[Start of INPUT ROWS]

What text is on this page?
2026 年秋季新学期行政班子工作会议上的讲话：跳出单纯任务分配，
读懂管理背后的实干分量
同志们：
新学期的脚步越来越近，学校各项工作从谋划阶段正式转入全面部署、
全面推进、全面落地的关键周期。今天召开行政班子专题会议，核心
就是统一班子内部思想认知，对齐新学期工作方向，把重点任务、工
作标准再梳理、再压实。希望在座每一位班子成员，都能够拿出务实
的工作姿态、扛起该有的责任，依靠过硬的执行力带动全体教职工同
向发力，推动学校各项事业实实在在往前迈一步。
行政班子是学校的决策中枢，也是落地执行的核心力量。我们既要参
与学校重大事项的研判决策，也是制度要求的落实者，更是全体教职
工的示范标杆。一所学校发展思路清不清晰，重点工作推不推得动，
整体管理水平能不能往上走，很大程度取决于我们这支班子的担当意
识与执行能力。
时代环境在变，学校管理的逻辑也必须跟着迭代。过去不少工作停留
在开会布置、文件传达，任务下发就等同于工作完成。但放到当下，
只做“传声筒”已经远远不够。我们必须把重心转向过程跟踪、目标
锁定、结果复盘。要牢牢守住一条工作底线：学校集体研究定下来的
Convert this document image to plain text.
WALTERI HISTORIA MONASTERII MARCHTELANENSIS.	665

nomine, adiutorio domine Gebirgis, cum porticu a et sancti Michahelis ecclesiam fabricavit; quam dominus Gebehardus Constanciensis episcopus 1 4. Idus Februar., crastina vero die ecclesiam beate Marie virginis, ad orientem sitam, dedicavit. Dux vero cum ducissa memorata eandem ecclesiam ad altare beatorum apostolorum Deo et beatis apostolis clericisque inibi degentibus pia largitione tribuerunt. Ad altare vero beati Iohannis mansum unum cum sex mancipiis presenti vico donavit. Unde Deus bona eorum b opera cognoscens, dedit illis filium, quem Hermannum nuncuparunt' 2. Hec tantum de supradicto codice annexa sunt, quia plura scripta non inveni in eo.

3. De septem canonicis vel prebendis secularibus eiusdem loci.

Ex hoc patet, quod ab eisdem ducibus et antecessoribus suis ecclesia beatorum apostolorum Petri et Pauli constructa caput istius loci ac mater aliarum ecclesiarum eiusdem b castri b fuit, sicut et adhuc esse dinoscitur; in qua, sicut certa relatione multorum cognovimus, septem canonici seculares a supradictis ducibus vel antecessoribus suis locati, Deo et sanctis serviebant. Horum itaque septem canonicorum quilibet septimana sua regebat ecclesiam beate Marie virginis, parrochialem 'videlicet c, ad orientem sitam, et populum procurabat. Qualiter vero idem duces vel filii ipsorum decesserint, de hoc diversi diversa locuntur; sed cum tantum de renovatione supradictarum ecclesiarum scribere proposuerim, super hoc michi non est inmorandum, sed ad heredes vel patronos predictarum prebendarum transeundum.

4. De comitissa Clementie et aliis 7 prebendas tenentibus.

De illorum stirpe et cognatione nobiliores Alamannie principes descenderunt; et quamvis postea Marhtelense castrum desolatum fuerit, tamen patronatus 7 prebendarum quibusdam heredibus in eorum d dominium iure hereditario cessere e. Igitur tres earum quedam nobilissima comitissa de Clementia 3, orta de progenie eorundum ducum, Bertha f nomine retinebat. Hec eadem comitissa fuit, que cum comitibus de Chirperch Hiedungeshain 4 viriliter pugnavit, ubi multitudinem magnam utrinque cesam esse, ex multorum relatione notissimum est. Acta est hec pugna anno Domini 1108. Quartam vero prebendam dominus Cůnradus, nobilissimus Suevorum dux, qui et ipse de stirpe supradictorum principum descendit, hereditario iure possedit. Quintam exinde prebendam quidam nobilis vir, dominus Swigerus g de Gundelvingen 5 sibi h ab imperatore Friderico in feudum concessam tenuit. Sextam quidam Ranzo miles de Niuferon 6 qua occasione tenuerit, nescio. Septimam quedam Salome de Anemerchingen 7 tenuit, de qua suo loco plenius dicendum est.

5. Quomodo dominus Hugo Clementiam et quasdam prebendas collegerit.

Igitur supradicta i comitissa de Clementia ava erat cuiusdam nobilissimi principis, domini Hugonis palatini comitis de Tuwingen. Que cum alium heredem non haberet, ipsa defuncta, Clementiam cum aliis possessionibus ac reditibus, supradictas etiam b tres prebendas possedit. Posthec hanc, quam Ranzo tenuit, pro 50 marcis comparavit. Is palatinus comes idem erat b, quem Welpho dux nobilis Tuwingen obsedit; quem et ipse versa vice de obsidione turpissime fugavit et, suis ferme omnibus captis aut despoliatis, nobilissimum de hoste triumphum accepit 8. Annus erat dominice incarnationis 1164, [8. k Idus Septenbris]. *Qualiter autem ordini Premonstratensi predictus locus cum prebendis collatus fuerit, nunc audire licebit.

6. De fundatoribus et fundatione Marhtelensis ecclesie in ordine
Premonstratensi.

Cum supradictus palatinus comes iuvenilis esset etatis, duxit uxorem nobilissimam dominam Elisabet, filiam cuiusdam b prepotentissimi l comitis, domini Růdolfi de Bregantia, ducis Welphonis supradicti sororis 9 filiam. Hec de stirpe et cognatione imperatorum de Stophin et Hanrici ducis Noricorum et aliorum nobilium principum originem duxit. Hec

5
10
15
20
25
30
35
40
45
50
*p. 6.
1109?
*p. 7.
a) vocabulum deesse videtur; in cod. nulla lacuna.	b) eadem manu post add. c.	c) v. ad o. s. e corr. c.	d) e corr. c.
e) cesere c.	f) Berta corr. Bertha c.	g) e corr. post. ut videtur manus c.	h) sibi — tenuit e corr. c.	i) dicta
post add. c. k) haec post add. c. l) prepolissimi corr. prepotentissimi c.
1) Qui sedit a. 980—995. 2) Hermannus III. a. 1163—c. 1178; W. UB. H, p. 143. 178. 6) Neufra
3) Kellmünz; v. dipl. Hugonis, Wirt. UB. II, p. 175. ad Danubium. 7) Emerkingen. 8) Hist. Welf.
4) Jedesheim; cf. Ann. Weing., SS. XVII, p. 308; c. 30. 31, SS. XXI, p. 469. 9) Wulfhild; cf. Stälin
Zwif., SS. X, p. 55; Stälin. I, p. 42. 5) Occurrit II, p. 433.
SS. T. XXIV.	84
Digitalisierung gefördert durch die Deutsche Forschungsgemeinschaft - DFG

[End of INPUT ROWS]

EXERCISE DETAILS
Nothing in the listing may be changed; retype it all exactly.

COMPLETED EXERCISE
What text is on this page?
2026 年秋季新学期行政班子工作会议上的讲话：跳出单纯任务分配，
读懂管理背后的实干分量
同志们：
新学期的脚步越来越近，学校各项工作从谋划阶段正式转入全面部署、
全面推进、全面落地的关键周期。今天召开行政班子专题会议，核心
就是统一班子内部思想认知，对齐新学期工作方向，把重点任务、工
作标准再梳理、再压实。希望在座每一位班子成员，都能够拿出务实
的工作姿态、扛起该有的责任，依靠过硬的执行力带动全体教职工同
向发力，推动学校各项事业实实在在往前迈一步。
行政班子是学校的决策中枢，也是落地执行的核心力量。我们既要参
与学校重大事项的研判决策，也是制度要求的落实者，更是全体教职
工的示范标杆。一所学校发展思路清不清晰，重点工作推不推得动，
整体管理水平能不能往上走，很大程度取决于我们这支班子的担当意
识与执行能力。
时代环境在变，学校管理的逻辑也必须跟着迭代。过去不少工作停留
在开会布置、文件传达，任务下发就等同于工作完成。但放到当下，
只做“传声筒”已经远远不够。我们必须把重心转向过程跟踪、目标
锁定、结果复盘。要牢牢守住一条工作底线：学校集体研究定下来的
Convert this document image to plain text.
WALTERI HISTORIA MONASTERII MARCHTELANENSIS.	665

nomine, adiutorio domine Gebirgis, cum porticu a et sancti Michahelis ecclesiam fabricavit; quam dominus Gebehardus Constanciensis episcopus 1 4. Idus Februar., crastina vero die ecclesiam beate Marie virginis, ad orientem sitam, dedicavit. Dux vero cum ducissa memorata eandem ecclesiam ad altare beatorum apostolorum Deo et beatis apostolis clericisque inibi degentibus pia largitione tribuerunt. Ad altare vero beati Iohannis mansum unum cum sex mancipiis presenti vico donavit. Unde Deus bona eorum b opera cognoscens, dedit illis filium, quem Hermannum nuncuparunt' 2. Hec tantum de supradicto codice annexa sunt, quia plura scripta non inveni in eo.

3. De septem canonicis vel prebendis secularibus eiusdem loci.

Ex hoc patet, quod ab eisdem ducibus et antecessoribus suis ecclesia beatorum apostolorum Petri et Pauli constructa caput istius loci ac mater aliarum ecclesiarum eiusdem b castri b fuit, sicut et adhuc esse dinoscitur; in qua, sicut certa relatione multorum cognovimus, septem canonici seculares a supradictis ducibus vel antecessoribus suis locati, Deo et sanctis serviebant. Horum itaque septem canonicorum quilibet septimana sua regebat ecclesiam beate Marie virginis, parrochialem 'videlicet c, ad orientem sitam, et populum procurabat. Qualiter vero idem duces vel filii ipsorum decesserint, de hoc diversi diversa locuntur; sed cum tantum de renovatione supradictarum ecclesiarum scribere proposuerim, super hoc michi non est inmorandum, sed ad heredes vel patronos predictarum prebendarum transeundum.

4. De comitissa Clementie et aliis 7 prebendas tenentibus.

De illorum stirpe et cognatione nobiliores Alamannie principes descenderunt; et quamvis postea Marhtelense castrum desolatum fuerit, tamen patronatus 7 prebendarum quibusdam heredibus in eorum d dominium iure hereditario cessere e. Igitur tres earum quedam nobilissima comitissa de Clementia 3, orta de progenie eorundum ducum, Bertha f nomine retinebat. Hec eadem comitissa fuit, que cum comitibus de Chirperch Hiedungeshain 4 viriliter pugnavit, ubi multitudinem magnam utrinque cesam esse, ex multorum relatione notissimum est. Acta est hec pugna anno Domini 1108. Quartam vero prebendam dominus Cůnradus, nobilissimus Suevorum dux, qui et ipse de stirpe supradictorum principum descendit, hereditario iure possedit. Quintam exinde prebendam quidam nobilis vir, dominus Swigerus g de Gundelvingen 5 sibi h ab imperatore Friderico in feudum concessam tenuit. Sextam quidam Ranzo miles de Niuferon 6 qua occasione tenuerit, nescio. Septimam quedam Salome de Anemerchingen 7 tenuit, de qua suo loco plenius dicendum est.

5. Quomodo dominus Hugo Clementiam et quasdam prebendas collegerit.

Igitur supradicta i comitissa de Clementia ava erat cuiusdam nobilissimi principis, domini Hugonis palatini comitis de Tuwingen. Que cum alium heredem non haberet, ipsa defuncta, Clementiam cum aliis possessionibus ac reditibus, supradictas etiam b tres prebendas possedit. Posthec hanc, quam Ranzo tenuit, pro 50 marcis comparavit. Is palatinus comes idem erat b, quem Welpho dux nobilis Tuwingen obsedit; quem et ipse versa vice de obsidione turpissime fugavit et, suis ferme omnibus captis aut despoliatis, nobilissimum de hoste triumphum accepit 8. Annus erat dominice incarnationis 1164, [8. k Idus Septenbris]. *Qualiter autem ordini Premonstratensi predictus locus cum prebendis collatus fuerit, nunc audire licebit.

6. De fundatoribus et fundatione Marhtelensis ecclesie in ordine
Premonstratensi.

Cum supradictus palatinus comes iuvenilis esset etatis, duxit uxorem nobilissimam dominam Elisabet, filiam cuiusdam b prepotentissimi l comitis, domini Růdolfi de Bregantia, ducis Welphonis supradicti sororis 9 filiam. Hec de stirpe et cognatione imperatorum de Stophin et Hanrici ducis Noricorum et aliorum nobilium principum originem duxit. Hec

5
10
15
20
25
30
35
40
45
50
*p. 6.
1109?
*p. 7.
a) vocabulum deesse videtur; in cod. nulla lacuna.	b) eadem manu post add. c.	c) v. ad o. s. e corr. c.	d) e corr. c.
e) cesere c.	f) Berta corr. Bertha c.	g) e corr. post. ut videtur manus c.	h) sibi — tenuit e corr. c.	i) dicta
post add. c. k) haec post add. c. l) prepolissimi corr. prepotentissimi c.
1) Qui sedit a. 980—995. 2) Hermannus III. a. 1163—c. 1178; W. UB. H, p. 143. 178. 6) Neufra
3) Kellmünz; v. dipl. Hugonis, Wirt. UB. II, p. 175. ad Danubium. 7) Emerkingen. 8) Hist. Welf.
4) Jedesheim; cf. Ann. Weing., SS. XVII, p. 308; c. 30. 31, SS. XXI, p. 469. 9) Wulfhild; cf. Stälin
Zwif., SS. X, p. 55; Stälin. I, p. 42. 5) Occurrit II, p. 433.
SS. T. XXIV.	84
Digitalisierung gefördert durch die Deutsche Forschungsgemeinschaft - DFG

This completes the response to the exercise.